• Task to carry out
Print all records exactly, leaving nothing out.

-- BEGIN --

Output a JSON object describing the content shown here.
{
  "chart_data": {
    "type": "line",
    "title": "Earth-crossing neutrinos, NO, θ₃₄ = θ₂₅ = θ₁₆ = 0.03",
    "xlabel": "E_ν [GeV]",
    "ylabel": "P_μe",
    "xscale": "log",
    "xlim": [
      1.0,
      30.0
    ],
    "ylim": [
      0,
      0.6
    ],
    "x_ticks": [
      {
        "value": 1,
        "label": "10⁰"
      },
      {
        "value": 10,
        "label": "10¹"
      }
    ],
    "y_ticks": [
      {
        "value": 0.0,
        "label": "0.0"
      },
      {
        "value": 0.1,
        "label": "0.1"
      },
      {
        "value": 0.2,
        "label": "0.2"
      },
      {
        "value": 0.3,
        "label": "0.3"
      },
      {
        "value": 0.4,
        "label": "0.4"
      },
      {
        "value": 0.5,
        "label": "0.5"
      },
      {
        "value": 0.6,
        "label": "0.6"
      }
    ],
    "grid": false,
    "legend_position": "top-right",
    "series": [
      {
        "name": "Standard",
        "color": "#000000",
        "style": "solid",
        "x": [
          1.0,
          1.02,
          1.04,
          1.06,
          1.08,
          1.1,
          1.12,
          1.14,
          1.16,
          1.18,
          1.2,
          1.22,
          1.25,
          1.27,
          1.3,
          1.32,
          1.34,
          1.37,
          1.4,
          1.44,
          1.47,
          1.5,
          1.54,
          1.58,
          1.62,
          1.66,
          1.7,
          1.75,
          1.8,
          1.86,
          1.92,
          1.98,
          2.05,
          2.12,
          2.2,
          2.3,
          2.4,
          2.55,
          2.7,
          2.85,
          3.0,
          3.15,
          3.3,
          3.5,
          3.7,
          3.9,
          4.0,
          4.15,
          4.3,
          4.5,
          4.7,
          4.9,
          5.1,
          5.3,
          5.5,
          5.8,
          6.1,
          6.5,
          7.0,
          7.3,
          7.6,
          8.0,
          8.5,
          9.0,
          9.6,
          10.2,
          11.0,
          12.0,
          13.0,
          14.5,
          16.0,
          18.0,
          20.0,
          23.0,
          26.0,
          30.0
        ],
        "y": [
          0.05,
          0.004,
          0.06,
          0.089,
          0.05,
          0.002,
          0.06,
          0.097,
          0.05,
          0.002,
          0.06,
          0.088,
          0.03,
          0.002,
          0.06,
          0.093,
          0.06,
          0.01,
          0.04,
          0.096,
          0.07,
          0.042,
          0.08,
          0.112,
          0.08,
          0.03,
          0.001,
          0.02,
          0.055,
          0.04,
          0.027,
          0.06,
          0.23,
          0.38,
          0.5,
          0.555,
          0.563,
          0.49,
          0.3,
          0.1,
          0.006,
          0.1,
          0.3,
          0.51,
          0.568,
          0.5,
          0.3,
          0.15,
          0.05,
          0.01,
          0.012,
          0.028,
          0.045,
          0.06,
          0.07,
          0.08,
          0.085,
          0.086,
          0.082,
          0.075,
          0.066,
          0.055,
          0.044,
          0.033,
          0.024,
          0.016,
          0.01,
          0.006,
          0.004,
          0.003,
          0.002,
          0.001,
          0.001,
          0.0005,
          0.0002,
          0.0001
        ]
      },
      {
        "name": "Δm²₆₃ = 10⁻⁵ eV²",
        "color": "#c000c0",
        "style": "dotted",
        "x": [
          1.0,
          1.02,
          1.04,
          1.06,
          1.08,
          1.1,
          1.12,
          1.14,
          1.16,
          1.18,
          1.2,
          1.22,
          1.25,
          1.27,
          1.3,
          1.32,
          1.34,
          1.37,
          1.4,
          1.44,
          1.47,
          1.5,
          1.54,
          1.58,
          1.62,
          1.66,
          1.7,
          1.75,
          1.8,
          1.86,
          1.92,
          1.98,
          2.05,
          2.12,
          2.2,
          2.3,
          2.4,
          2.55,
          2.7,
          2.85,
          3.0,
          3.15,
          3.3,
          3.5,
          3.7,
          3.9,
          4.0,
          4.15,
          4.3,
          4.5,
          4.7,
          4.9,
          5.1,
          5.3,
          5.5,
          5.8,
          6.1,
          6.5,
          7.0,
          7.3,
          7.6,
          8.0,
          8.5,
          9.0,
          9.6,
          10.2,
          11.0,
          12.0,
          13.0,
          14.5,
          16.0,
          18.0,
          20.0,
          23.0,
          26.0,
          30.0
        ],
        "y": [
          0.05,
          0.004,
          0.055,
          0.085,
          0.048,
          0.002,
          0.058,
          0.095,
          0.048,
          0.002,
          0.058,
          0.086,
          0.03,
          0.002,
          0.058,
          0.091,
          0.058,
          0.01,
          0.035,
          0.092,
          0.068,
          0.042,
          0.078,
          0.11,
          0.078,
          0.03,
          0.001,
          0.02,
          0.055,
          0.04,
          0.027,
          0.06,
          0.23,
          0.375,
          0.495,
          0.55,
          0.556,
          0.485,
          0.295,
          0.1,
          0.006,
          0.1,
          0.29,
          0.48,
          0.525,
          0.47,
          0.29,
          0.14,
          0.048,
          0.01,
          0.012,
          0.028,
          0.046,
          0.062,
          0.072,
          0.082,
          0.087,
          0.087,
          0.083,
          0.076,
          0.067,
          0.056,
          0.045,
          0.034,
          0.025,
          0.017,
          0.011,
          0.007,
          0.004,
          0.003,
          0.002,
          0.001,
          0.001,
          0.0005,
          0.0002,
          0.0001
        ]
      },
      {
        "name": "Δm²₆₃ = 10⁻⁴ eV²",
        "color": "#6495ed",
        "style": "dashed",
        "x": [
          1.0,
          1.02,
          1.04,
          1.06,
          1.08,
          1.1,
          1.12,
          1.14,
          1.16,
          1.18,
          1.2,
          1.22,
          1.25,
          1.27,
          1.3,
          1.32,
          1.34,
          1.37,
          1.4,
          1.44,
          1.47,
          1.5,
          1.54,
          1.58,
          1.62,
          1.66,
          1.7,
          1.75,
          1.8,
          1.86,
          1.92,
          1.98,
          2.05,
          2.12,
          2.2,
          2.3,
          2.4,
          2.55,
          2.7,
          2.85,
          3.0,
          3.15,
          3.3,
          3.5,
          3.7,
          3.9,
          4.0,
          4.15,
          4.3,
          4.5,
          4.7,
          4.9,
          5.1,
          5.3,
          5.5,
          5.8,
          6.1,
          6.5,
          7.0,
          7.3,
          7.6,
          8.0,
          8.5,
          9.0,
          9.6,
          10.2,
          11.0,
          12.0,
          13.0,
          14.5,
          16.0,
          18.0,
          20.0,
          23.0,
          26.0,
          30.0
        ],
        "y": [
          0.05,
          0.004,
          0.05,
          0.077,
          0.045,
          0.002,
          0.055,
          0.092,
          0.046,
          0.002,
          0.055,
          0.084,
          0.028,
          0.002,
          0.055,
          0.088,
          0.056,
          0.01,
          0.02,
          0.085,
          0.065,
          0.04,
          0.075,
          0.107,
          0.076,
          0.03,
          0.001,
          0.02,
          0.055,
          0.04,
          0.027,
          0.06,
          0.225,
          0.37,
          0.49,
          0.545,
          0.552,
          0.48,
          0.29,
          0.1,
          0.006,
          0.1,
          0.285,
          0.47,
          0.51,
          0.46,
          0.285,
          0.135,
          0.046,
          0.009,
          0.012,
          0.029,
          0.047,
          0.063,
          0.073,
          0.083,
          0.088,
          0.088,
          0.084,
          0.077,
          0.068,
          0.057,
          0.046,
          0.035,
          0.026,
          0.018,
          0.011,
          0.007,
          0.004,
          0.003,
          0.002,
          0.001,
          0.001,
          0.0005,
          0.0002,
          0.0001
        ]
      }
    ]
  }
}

-- END --

• Answer to the problem
Output a JSON object describing the content shown here.
{
  "chart_data": {
    "type": "line",
    "title": "Earth-crossing neutrinos, NO, θ₃₄ = θ₂₅ = θ₁₆ = 0.03",
    "xlabel": "E_ν [GeV]",
    "ylabel": "P_μe",
    "xscale": "log",
    "xlim": [
      1.0,
      30.0
    ],
    "ylim": [
      0,
      0.6
    ],
    "x_ticks": [
      {
        "value": 1,
        "label": "10⁰"
      },
      {
        "value": 10,
        "label": "10¹"
      }
    ],
    "y_ticks": [
      {
        "value": 0.0,
        "label": "0.0"
      },
      {
        "value": 0.1,
        "label": "0.1"
      },
      {
        "value": 0.2,
        "label": "0.2"
      },
      {
        "value": 0.3,
        "label": "0.3"
      },
      {
        "value": 0.4,
        "label": "0.4"
      },
      {
        "value": 0.5,
        "label": "0.5"
      },
      {
        "value": 0.6,
        "label": "0.6"
      }
    ],
    "grid": false,
    "legend_position": "top-right",
    "series": [
      {
        "name": "Standard",
        "color": "#000000",
        "style": "solid",
        "x": [
          1.0,
          1.02,
          1.04,
          1.06,
          1.08,
          1.1,
          1.12,
          1.14,
          1.16,
          1.18,
          1.2,
          1.22,
          1.25,
          1.27,
          1.3,
          1.32,
          1.34,
          1.37,
          1.4,
          1.44,
          1.47,
          1.5,
          1.54,
          1.58,
          1.62,
          1.66,
          1.7,
          1.75,
          1.8,
          1.86,
          1.92,
          1.98,
          2.05,
          2.12,
          2.2,
          2.3,
          2.4,
          2.55,
          2.7,
          2.85,
          3.0,
          3.15,
          3.3,
          3.5,
          3.7,
          3.9,
          4.0,
          4.15,
          4.3,
          4.5,
          4.7,
          4.9,
          5.1,
          5.3,
          5.5,
          5.8,
          6.1,
          6.5,
          7.0,
          7.3,
          7.6,
          8.0,
          8.5,
          9.0,
          9.6,
          10.2,
          11.0,
          12.0,
          13.0,
          14.5,
          16.0,
          18.0,
          20.0,
          23.0,
          26.0,
          30.0
        ],
        "y": [
          0.05,
          0.004,
          0.06,
          0.089,
          0.05,
          0.002,
          0.06,
          0.097,
          0.05,
          0.002,
          0.06,
          0.088,
          0.03,
          0.002,
          0.06,
          0.093,
          0.06,
          0.01,
          0.04,
          0.096,
          0.07,
          0.042,
          0.08,
          0.112,
          0.08,
          0.03,
          0.001,
          0.02,
          0.055,
          0.04,
          0.027,
          0.06,
          0.23,
          0.38,
          0.5,
          0.555,
          0.563,
          0.49,
          0.3,
          0.1,
          0.006,
          0.1,
          0.3,
          0.51,
          0.568,
          0.5,
          0.3,
          0.15,
          0.05,
          0.01,
          0.012,
          0.028,
          0.045,
          0.06,
          0.07,
          0.08,
          0.085,
          0.086,
          0.082,
          0.075,
          0.066,
          0.055,
          0.044,
          0.033,
          0.024,
          0.016,
          0.01,
          0.006,
          0.004,
          0.003,
          0.002,
          0.001,
          0.001,
          0.0005,
          0.0002,
          0.0001
        ]
      },
      {
        "name": "Δm²₆₃ = 10⁻⁵ eV²",
        "color": "#c000c0",
        "style": "dotted",
        "x": [
          1.0,
          1.02,
          1.04,
          1.06,
          1.08,
          1.1,
          1.12,
          1.14,
          1.16,
          1.18,
          1.2,
          1.22,
          1.25,
          1.27,
          1.3,
          1.32,
          1.34,
          1.37,
          1.4,
          1.44,
          1.47,
          1.5,
          1.54,
          1.58,
          1.62,
          1.66,
          1.7,
          1.75,
          1.8,
          1.86,
          1.92,
          1.98,
          2.05,
          2.12,
          2.2,
          2.3,
          2.4,
          2.55,
          2.7,
          2.85,
          3.0,
          3.15,
          3.3,
          3.5,
          3.7,
          3.9,
          4.0,
          4.15,
          4.3,
          4.5,
          4.7,
          4.9,
          5.1,
          5.3,
          5.5,
          5.8,
          6.1,
          6.5,
          7.0,
          7.3,
          7.6,
          8.0,
          8.5,
          9.0,
          9.6,
          10.2,
          11.0,
          12.0,
          13.0,
          14.5,
          16.0,
          18.0,
          20.0,
          23.0,
          26.0,
          30.0
        ],
        "y": [
          0.05,
          0.004,
          0.055,
          0.085,
          0.048,
          0.002,
          0.058,
          0.095,
          0.048,
          0.002,
          0.058,
          0.086,
          0.03,
          0.002,
          0.058,
          0.091,
          0.058,
          0.01,
          0.035,
          0.092,
          0.068,
          0.042,
          0.078,
          0.11,
          0.078,
          0.03,
          0.001,
          0.02,
          0.055,
          0.04,
          0.027,
          0.06,
          0.23,
          0.375,
          0.495,
          0.55,
          0.556,
          0.485,
          0.295,
          0.1,
          0.006,
          0.1,
          0.29,
          0.48,
          0.525,
          0.47,
          0.29,
          0.14,
          0.048,
          0.01,
          0.012,
          0.028,
          0.046,
          0.062,
          0.072,
          0.082,
          0.087,
          0.087,
          0.083,
          0.076,
          0.067,
          0.056,
          0.045,
          0.034,
          0.025,
          0.017,
          0.011,
          0.007,
          0.004,
          0.003,
          0.002,
          0.001,
          0.001,
          0.0005,
          0.0002,
          0.0001
        ]
      },
      {
        "name": "Δm²₆₃ = 10⁻⁴ eV²",
        "color": "#6495ed",
        "style": "dashed",
        "x": [
          1.0,
          1.02,
          1.04,
          1.06,
          1.08,
          1.1,
          1.12,
          1.14,
          1.16,
          1.18,
          1.2,
          1.22,
          1.25,
          1.27,
          1.3,
          1.32,
          1.34,
          1.37,
          1.4,
          1.44,
          1.47,
          1.5,
          1.54,
          1.58,
          1.62,
          1.66,
          1.7,
          1.75,
          1.8,
          1.86,
          1.92,
          1.98,
          2.05,
          2.12,
          2.2,
          2.3,
          2.4,
          2.55,
          2.7,
          2.85,
          3.0,
          3.15,
          3.3,
          3.5,
          3.7,
          3.9,
          4.0,
          4.15,
          4.3,
          4.5,
          4.7,
          4.9,
          5.1,
          5.3,
          5.5,
          5.8,
          6.1,
          6.5,
          7.0,
          7.3,
          7.6,
          8.0,
          8.5,
          9.0,
          9.6,
          10.2,
          11.0,
          12.0,
          13.0,
          14.5,
          16.0,
          18.0,
          20.0,
          23.0,
          26.0,
          30.0
        ],
        "y": [
          0.05,
          0.004,
          0.05,
          0.077,
          0.045,
          0.002,
          0.055,
          0.092,
          0.046,
          0.002,
          0.055,
          0.084,
          0.028,
          0.002,
          0.055,
          0.088,
          0.056,
          0.01,
          0.02,
          0.085,
          0.065,
          0.04,
          0.075,
          0.107,
          0.076,
          0.03,
          0.001,
          0.02,
          0.055,
          0.04,
          0.027,
          0.06,
          0.225,
          0.37,
          0.49,
          0.545,
          0.552,
          0.48,
          0.29,
          0.1,
          0.006,
          0.1,
          0.285,
          0.47,
          0.51,
          0.46,
          0.285,
          0.135,
          0.046,
          0.009,
          0.012,
          0.029,
          0.047,
          0.063,
          0.073,
          0.083,
          0.088,
          0.088,
          0.084,
          0.077,
          0.068,
          0.057,
          0.046,
          0.035,
          0.026,
          0.018,
          0.011,
          0.007,
          0.004,
          0.003,
          0.002,
          0.001,
          0.001,
          0.0005,
          0.0002,
          0.0001
        ]
      }
    ]
  }
}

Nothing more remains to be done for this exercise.